* **Dataset excerpts**:
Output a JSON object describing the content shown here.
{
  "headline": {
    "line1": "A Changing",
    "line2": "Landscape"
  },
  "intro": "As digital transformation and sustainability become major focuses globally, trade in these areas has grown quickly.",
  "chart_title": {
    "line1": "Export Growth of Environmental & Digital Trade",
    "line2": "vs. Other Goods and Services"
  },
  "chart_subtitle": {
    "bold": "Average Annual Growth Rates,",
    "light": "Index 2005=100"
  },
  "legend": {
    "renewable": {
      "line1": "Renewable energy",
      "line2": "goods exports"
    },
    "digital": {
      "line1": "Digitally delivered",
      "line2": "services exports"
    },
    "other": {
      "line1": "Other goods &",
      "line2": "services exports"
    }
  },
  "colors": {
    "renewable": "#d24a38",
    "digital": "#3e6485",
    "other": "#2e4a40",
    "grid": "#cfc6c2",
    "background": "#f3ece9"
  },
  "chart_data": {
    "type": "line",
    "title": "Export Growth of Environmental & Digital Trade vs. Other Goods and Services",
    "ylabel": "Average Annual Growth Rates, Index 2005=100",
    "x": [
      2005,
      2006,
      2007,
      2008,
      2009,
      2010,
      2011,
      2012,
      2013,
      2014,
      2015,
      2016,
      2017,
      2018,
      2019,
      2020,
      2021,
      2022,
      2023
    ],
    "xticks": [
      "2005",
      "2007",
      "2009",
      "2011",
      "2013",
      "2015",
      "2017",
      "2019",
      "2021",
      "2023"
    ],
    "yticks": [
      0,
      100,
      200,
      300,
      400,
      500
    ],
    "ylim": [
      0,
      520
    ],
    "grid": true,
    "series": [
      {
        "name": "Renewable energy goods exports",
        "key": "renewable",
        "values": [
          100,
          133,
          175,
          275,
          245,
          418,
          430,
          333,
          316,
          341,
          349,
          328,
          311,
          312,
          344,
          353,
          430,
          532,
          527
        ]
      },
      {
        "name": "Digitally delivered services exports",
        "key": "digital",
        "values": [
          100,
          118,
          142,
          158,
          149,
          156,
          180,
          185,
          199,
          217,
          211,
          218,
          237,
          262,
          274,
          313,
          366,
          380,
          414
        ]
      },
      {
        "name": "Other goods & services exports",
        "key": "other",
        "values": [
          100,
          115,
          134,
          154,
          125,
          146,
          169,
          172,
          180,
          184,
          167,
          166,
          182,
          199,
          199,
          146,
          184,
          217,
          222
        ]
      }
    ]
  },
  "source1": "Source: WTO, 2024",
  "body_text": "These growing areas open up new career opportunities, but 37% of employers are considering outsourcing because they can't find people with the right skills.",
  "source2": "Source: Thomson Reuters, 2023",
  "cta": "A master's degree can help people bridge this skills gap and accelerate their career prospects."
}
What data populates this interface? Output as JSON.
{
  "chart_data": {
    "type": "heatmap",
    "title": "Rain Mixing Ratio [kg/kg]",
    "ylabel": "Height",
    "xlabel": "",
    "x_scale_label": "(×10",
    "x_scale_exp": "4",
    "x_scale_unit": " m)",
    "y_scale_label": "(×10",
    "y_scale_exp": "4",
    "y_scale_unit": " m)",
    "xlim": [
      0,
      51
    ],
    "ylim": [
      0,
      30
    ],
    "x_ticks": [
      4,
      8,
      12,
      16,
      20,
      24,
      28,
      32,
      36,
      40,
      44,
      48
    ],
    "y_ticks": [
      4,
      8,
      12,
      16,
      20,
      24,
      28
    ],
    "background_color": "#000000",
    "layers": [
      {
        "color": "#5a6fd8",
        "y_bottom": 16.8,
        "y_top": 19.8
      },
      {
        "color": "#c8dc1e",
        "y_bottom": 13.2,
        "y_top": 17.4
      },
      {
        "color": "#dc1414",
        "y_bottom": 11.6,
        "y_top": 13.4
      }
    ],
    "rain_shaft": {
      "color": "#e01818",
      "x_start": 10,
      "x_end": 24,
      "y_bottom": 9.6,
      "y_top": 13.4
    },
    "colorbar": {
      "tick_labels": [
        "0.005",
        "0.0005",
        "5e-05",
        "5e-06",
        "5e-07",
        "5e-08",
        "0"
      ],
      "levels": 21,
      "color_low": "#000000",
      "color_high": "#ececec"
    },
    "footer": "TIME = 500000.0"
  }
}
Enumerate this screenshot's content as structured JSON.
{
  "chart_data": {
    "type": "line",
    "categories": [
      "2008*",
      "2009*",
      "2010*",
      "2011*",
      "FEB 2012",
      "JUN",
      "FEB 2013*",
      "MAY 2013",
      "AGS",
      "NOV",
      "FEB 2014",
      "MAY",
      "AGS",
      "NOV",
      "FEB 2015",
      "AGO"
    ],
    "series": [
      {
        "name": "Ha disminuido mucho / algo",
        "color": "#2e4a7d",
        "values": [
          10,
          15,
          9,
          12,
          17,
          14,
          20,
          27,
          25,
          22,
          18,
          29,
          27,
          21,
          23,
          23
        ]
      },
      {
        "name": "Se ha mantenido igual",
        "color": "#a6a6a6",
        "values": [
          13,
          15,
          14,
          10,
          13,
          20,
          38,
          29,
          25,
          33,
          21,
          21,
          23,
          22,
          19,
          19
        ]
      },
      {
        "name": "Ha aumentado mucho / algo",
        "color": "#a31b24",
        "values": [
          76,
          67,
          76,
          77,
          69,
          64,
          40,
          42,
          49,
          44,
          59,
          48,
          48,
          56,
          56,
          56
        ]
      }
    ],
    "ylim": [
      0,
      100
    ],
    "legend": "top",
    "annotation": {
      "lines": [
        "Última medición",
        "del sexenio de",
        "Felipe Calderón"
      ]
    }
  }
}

* **What is being asked**: Extract each line of the material exactly as it stands.

* **Exercise response**:
Output a JSON object describing the content shown here.
{
  "headline": {
    "line1": "A Changing",
    "line2": "Landscape"
  },
  "intro": "As digital transformation and sustainability become major focuses globally, trade in these areas has grown quickly.",
  "chart_title": {
    "line1": "Export Growth of Environmental & Digital Trade",
    "line2": "vs. Other Goods and Services"
  },
  "chart_subtitle": {
    "bold": "Average Annual Growth Rates,",
    "light": "Index 2005=100"
  },
  "legend": {
    "renewable": {
      "line1": "Renewable energy",
      "line2": "goods exports"
    },
    "digital": {
      "line1": "Digitally delivered",
      "line2": "services exports"
    },
    "other": {
      "line1": "Other goods &",
      "line2": "services exports"
    }
  },
  "colors": {
    "renewable": "#d24a38",
    "digital": "#3e6485",
    "other": "#2e4a40",
    "grid": "#cfc6c2",
    "background": "#f3ece9"
  },
  "chart_data": {
    "type": "line",
    "title": "Export Growth of Environmental & Digital Trade vs. Other Goods and Services",
    "ylabel": "Average Annual Growth Rates, Index 2005=100",
    "x": [
      2005,
      2006,
      2007,
      2008,
      2009,
      2010,
      2011,
      2012,
      2013,
      2014,
      2015,
      2016,
      2017,
      2018,
      2019,
      2020,
      2021,
      2022,
      2023
    ],
    "xticks": [
      "2005",
      "2007",
      "2009",
      "2011",
      "2013",
      "2015",
      "2017",
      "2019",
      "2021",
      "2023"
    ],
    "yticks": [
      0,
      100,
      200,
      300,
      400,
      500
    ],
    "ylim": [
      0,
      520
    ],
    "grid": true,
    "series": [
      {
        "name": "Renewable energy goods exports",
        "key": "renewable",
        "values": [
          100,
          133,
          175,
          275,
          245,
          418,
          430,
          333,
          316,
          341,
          349,
          328,
          311,
          312,
          344,
          353,
          430,
          532,
          527
        ]
      },
      {
        "name": "Digitally delivered services exports",
        "key": "digital",
        "values": [
          100,
          118,
          142,
          158,
          149,
          156,
          180,
          185,
          199,
          217,
          211,
          218,
          237,
          262,
          274,
          313,
          366,
          380,
          414
        ]
      },
      {
        "name": "Other goods & services exports",
        "key": "other",
        "values": [
          100,
          115,
          134,
          154,
          125,
          146,
          169,
          172,
          180,
          184,
          167,
          166,
          182,
          199,
          199,
          146,
          184,
          217,
          222
        ]
      }
    ]
  },
  "source1": "Source: WTO, 2024",
  "body_text": "These growing areas open up new career opportunities, but 37% of employers are considering outsourcing because they can't find people with the right skills.",
  "source2": "Source: Thomson Reuters, 2023",
  "cta": "A master's degree can help people bridge this skills gap and accelerate their career prospects."
}
What data populates this interface? Output as JSON.
{
  "chart_data": {
    "type": "heatmap",
    "title": "Rain Mixing Ratio [kg/kg]",
    "ylabel": "Height",
    "xlabel": "",
    "x_scale_label": "(×10",
    "x_scale_exp": "4",
    "x_scale_unit": " m)",
    "y_scale_label": "(×10",
    "y_scale_exp": "4",
    "y_scale_unit": " m)",
    "xlim": [
      0,
      51
    ],
    "ylim": [
      0,
      30
    ],
    "x_ticks": [
      4,
      8,
      12,
      16,
      20,
      24,
      28,
      32,
      36,
      40,
      44,
      48
    ],
    "y_ticks": [
      4,
      8,
      12,
      16,
      20,
      24,
      28
    ],
    "background_color": "#000000",
    "layers": [
      {
        "color": "#5a6fd8",
        "y_bottom": 16.8,
        "y_top": 19.8
      },
      {
        "color": "#c8dc1e",
        "y_bottom": 13.2,
        "y_top": 17.4
      },
      {
        "color": "#dc1414",
        "y_bottom": 11.6,
        "y_top": 13.4
      }
    ],
    "rain_shaft": {
      "color": "#e01818",
      "x_start": 10,
      "x_end": 24,
      "y_bottom": 9.6,
      "y_top": 13.4
    },
    "colorbar": {
      "tick_labels": [
        "0.005",
        "0.0005",
        "5e-05",
        "5e-06",
        "5e-07",
        "5e-08",
        "0"
      ],
      "levels": 21,
      "color_low": "#000000",
      "color_high": "#ececec"
    },
    "footer": "TIME = 500000.0"
  }
}
Enumerate this screenshot's content as structured JSON.
{
  "chart_data": {
    "type": "line",
    "categories": [
      "2008*",
      "2009*",
      "2010*",
      "2011*",
      "FEB 2012",
      "JUN",
      "FEB 2013*",
      "MAY 2013",
      "AGS",
      "NOV",
      "FEB 2014",
      "MAY",
      "AGS",
      "NOV",
      "FEB 2015",
      "AGO"
    ],
    "series": [
      {
        "name": "Ha disminuido mucho / algo",
        "color": "#2e4a7d",
        "values": [
          10,
          15,
          9,
          12,
          17,
          14,
          20,
          27,
          25,
          22,
          18,
          29,
          27,
          21,
          23,
          23
        ]
      },
      {
        "name": "Se ha mantenido igual",
        "color": "#a6a6a6",
        "values": [
          13,
          15,
          14,
          10,
          13,
          20,
          38,
          29,
          25,
          33,
          21,
          21,
          23,
          22,
          19,
          19
        ]
      },
      {
        "name": "Ha aumentado mucho / algo",
        "color": "#a31b24",
        "values": [
          76,
          67,
          76,
          77,
          69,
          64,
          40,
          42,
          49,
          44,
          59,
          48,
          48,
          56,
          56,
          56
        ]
      }
    ],
    "ylim": [
      0,
      100
    ],
    "legend": "top",
    "annotation": {
      "lines": [
        "Última medición",
        "del sexenio de",
        "Felipe Calderón"
      ]
    }
  }
}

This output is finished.